Begin Data records

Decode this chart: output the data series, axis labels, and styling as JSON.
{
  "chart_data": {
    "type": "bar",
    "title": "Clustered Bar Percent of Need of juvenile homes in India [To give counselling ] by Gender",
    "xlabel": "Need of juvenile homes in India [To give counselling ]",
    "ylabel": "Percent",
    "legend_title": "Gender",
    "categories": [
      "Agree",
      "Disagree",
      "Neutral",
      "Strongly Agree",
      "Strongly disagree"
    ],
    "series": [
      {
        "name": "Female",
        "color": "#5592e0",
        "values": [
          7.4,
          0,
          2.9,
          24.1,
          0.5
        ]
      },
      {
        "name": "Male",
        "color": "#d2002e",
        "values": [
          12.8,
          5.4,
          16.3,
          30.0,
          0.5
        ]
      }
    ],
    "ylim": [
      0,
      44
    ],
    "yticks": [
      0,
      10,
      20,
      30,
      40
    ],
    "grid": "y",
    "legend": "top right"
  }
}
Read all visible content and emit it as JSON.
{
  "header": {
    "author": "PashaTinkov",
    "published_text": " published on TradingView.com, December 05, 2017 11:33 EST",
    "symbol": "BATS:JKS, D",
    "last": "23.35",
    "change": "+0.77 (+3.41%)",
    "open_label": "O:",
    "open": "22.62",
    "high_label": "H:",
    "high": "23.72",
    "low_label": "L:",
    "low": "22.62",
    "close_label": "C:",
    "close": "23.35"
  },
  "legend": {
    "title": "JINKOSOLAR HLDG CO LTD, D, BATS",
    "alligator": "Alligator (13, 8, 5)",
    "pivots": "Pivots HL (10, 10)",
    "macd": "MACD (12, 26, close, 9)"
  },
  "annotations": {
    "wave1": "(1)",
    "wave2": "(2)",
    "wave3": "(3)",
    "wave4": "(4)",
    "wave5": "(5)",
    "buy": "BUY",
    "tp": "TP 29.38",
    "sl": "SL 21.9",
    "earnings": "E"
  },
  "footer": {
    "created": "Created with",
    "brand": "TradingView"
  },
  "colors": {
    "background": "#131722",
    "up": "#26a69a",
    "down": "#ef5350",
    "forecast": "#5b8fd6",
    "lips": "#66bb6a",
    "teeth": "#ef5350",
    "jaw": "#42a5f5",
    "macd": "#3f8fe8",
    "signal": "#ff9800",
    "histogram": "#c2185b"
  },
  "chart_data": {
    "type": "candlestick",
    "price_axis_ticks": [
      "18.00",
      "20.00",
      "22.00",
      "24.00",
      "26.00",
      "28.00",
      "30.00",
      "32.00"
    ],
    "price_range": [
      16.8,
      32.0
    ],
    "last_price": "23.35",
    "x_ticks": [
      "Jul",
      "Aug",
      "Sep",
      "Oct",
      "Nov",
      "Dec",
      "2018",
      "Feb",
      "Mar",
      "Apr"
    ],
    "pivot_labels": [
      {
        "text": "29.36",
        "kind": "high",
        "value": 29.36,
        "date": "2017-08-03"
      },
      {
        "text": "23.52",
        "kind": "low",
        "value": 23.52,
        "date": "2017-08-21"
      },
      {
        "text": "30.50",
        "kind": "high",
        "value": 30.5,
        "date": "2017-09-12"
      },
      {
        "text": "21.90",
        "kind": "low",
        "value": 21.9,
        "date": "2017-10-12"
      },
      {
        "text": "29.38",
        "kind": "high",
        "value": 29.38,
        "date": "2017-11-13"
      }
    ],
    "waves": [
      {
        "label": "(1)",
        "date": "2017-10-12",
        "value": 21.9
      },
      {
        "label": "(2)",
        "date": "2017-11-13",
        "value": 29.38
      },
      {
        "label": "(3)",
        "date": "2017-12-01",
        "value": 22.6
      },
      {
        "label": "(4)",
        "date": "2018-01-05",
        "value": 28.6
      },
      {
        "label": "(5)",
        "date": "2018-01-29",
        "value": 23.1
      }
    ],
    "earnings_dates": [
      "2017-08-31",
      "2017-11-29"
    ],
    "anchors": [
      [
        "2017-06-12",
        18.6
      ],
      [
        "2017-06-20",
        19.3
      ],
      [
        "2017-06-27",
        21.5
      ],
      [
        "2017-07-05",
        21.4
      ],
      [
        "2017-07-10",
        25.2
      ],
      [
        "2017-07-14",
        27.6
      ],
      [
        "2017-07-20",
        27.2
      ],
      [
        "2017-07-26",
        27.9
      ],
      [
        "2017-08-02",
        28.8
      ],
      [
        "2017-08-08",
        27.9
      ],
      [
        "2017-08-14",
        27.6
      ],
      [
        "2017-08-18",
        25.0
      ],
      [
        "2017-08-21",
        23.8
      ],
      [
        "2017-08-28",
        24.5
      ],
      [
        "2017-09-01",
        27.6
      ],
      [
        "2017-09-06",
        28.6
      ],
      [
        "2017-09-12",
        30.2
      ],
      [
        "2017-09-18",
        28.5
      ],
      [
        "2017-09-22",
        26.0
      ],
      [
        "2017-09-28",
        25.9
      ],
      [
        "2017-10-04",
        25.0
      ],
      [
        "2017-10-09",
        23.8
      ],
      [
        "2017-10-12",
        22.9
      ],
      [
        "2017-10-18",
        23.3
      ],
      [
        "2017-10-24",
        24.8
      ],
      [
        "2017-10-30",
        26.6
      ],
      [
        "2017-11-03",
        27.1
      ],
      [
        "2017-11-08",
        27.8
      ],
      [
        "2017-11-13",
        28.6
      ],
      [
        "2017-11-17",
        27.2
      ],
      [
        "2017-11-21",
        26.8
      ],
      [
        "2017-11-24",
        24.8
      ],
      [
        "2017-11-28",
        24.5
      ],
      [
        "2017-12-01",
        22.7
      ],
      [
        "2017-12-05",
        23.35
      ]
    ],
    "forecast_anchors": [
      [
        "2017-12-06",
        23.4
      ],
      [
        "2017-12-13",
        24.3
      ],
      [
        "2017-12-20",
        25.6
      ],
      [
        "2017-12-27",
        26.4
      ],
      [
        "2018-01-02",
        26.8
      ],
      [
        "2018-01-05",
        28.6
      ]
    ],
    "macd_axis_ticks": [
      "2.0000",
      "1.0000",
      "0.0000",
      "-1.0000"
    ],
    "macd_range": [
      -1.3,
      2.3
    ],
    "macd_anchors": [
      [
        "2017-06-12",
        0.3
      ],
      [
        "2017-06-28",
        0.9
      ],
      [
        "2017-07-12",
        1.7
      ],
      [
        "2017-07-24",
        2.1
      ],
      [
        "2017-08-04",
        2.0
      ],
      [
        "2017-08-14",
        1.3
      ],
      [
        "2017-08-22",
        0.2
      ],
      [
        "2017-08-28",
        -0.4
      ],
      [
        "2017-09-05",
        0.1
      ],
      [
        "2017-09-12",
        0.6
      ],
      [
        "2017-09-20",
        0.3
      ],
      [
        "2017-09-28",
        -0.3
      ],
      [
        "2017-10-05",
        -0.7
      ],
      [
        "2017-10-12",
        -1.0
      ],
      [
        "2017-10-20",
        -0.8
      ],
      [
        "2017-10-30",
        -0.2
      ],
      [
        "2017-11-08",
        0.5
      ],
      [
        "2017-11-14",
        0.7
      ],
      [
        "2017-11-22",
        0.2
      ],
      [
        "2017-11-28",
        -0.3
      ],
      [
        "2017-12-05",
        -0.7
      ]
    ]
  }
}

End Data records

Each entry above is to be quoted exactly.

Decode this chart: output the data series, axis labels, and styling as JSON.
{
  "chart_data": {
    "type": "bar",
    "title": "Clustered Bar Percent of Need of juvenile homes in India [To give counselling ] by Gender",
    "xlabel": "Need of juvenile homes in India [To give counselling ]",
    "ylabel": "Percent",
    "legend_title": "Gender",
    "categories": [
      "Agree",
      "Disagree",
      "Neutral",
      "Strongly Agree",
      "Strongly disagree"
    ],
    "series": [
      {
        "name": "Female",
        "color": "#5592e0",
        "values": [
          7.4,
          0,
          2.9,
          24.1,
          0.5
        ]
      },
      {
        "name": "Male",
        "color": "#d2002e",
        "values": [
          12.8,
          5.4,
          16.3,
          30.0,
          0.5
        ]
      }
    ],
    "ylim": [
      0,
      44
    ],
    "yticks": [
      0,
      10,
      20,
      30,
      40
    ],
    "grid": "y",
    "legend": "top right"
  }
}
Read all visible content and emit it as JSON.
{
  "header": {
    "author": "PashaTinkov",
    "published_text": " published on TradingView.com, December 05, 2017 11:33 EST",
    "symbol": "BATS:JKS, D",
    "last": "23.35",
    "change": "+0.77 (+3.41%)",
    "open_label": "O:",
    "open": "22.62",
    "high_label": "H:",
    "high": "23.72",
    "low_label": "L:",
    "low": "22.62",
    "close_label": "C:",
    "close": "23.35"
  },
  "legend": {
    "title": "JINKOSOLAR HLDG CO LTD, D, BATS",
    "alligator": "Alligator (13, 8, 5)",
    "pivots": "Pivots HL (10, 10)",
    "macd": "MACD (12, 26, close, 9)"
  },
  "annotations": {
    "wave1": "(1)",
    "wave2": "(2)",
    "wave3": "(3)",
    "wave4": "(4)",
    "wave5": "(5)",
    "buy": "BUY",
    "tp": "TP 29.38",
    "sl": "SL 21.9",
    "earnings": "E"
  },
  "footer": {
    "created": "Created with",
    "brand": "TradingView"
  },
  "colors": {
    "background": "#131722",
    "up": "#26a69a",
    "down": "#ef5350",
    "forecast": "#5b8fd6",
    "lips": "#66bb6a",
    "teeth": "#ef5350",
    "jaw": "#42a5f5",
    "macd": "#3f8fe8",
    "signal": "#ff9800",
    "histogram": "#c2185b"
  },
  "chart_data": {
    "type": "candlestick",
    "price_axis_ticks": [
      "18.00",
      "20.00",
      "22.00",
      "24.00",
      "26.00",
      "28.00",
      "30.00",
      "32.00"
    ],
    "price_range": [
      16.8,
      32.0
    ],
    "last_price": "23.35",
    "x_ticks": [
      "Jul",
      "Aug",
      "Sep",
      "Oct",
      "Nov",
      "Dec",
      "2018",
      "Feb",
      "Mar",
      "Apr"
    ],
    "pivot_labels": [
      {
        "text": "29.36",
        "kind": "high",
        "value": 29.36,
        "date": "2017-08-03"
      },
      {
        "text": "23.52",
        "kind": "low",
        "value": 23.52,
        "date": "2017-08-21"
      },
      {
        "text": "30.50",
        "kind": "high",
        "value": 30.5,
        "date": "2017-09-12"
      },
      {
        "text": "21.90",
        "kind": "low",
        "value": 21.9,
        "date": "2017-10-12"
      },
      {
        "text": "29.38",
        "kind": "high",
        "value": 29.38,
        "date": "2017-11-13"
      }
    ],
    "waves": [
      {
        "label": "(1)",
        "date": "2017-10-12",
        "value": 21.9
      },
      {
        "label": "(2)",
        "date": "2017-11-13",
        "value": 29.38
      },
      {
        "label": "(3)",
        "date": "2017-12-01",
        "value": 22.6
      },
      {
        "label": "(4)",
        "date": "2018-01-05",
        "value": 28.6
      },
      {
        "label": "(5)",
        "date": "2018-01-29",
        "value": 23.1
      }
    ],
    "earnings_dates": [
      "2017-08-31",
      "2017-11-29"
    ],
    "anchors": [
      [
        "2017-06-12",
        18.6
      ],
      [
        "2017-06-20",
        19.3
      ],
      [
        "2017-06-27",
        21.5
      ],
      [
        "2017-07-05",
        21.4
      ],
      [
        "2017-07-10",
        25.2
      ],
      [
        "2017-07-14",
        27.6
      ],
      [
        "2017-07-20",
        27.2
      ],
      [
        "2017-07-26",
        27.9
      ],
      [
        "2017-08-02",
        28.8
      ],
      [
        "2017-08-08",
        27.9
      ],
      [
        "2017-08-14",
        27.6
      ],
      [
        "2017-08-18",
        25.0
      ],
      [
        "2017-08-21",
        23.8
      ],
      [
        "2017-08-28",
        24.5
      ],
      [
        "2017-09-01",
        27.6
      ],
      [
        "2017-09-06",
        28.6
      ],
      [
        "2017-09-12",
        30.2
      ],
      [
        "2017-09-18",
        28.5
      ],
      [
        "2017-09-22",
        26.0
      ],
      [
        "2017-09-28",
        25.9
      ],
      [
        "2017-10-04",
        25.0
      ],
      [
        "2017-10-09",
        23.8
      ],
      [
        "2017-10-12",
        22.9
      ],
      [
        "2017-10-18",
        23.3
      ],
      [
        "2017-10-24",
        24.8
      ],
      [
        "2017-10-30",
        26.6
      ],
      [
        "2017-11-03",
        27.1
      ],
      [
        "2017-11-08",
        27.8
      ],
      [
        "2017-11-13",
        28.6
      ],
      [
        "2017-11-17",
        27.2
      ],
      [
        "2017-11-21",
        26.8
      ],
      [
        "2017-11-24",
        24.8
      ],
      [
        "2017-11-28",
        24.5
      ],
      [
        "2017-12-01",
        22.7
      ],
      [
        "2017-12-05",
        23.35
      ]
    ],
    "forecast_anchors": [
      [
        "2017-12-06",
        23.4
      ],
      [
        "2017-12-13",
        24.3
      ],
      [
        "2017-12-20",
        25.6
      ],
      [
        "2017-12-27",
        26.4
      ],
      [
        "2018-01-02",
        26.8
      ],
      [
        "2018-01-05",
        28.6
      ]
    ],
    "macd_axis_ticks": [
      "2.0000",
      "1.0000",
      "0.0000",
      "-1.0000"
    ],
    "macd_range": [
      -1.3,
      2.3
    ],
    "macd_anchors": [
      [
        "2017-06-12",
        0.3
      ],
      [
        "2017-06-28",
        0.9
      ],
      [
        "2017-07-12",
        1.7
      ],
      [
        "2017-07-24",
        2.1
      ],
      [
        "2017-08-04",
        2.0
      ],
      [
        "2017-08-14",
        1.3
      ],
      [
        "2017-08-22",
        0.2
      ],
      [
        "2017-08-28",
        -0.4
      ],
      [
        "2017-09-05",
        0.1
      ],
      [
        "2017-09-12",
        0.6
      ],
      [
        "2017-09-20",
        0.3
      ],
      [
        "2017-09-28",
        -0.3
      ],
      [
        "2017-10-05",
        -0.7
      ],
      [
        "2017-10-12",
        -1.0
      ],
      [
        "2017-10-20",
        -0.8
      ],
      [
        "2017-10-30",
        -0.2
      ],
      [
        "2017-11-08",
        0.5
      ],
      [
        "2017-11-14",
        0.7
      ],
      [
        "2017-11-22",
        0.2
      ],
      [
        "2017-11-28",
        -0.3
      ],
      [
        "2017-12-05",
        -0.7
      ]
    ]
  }
}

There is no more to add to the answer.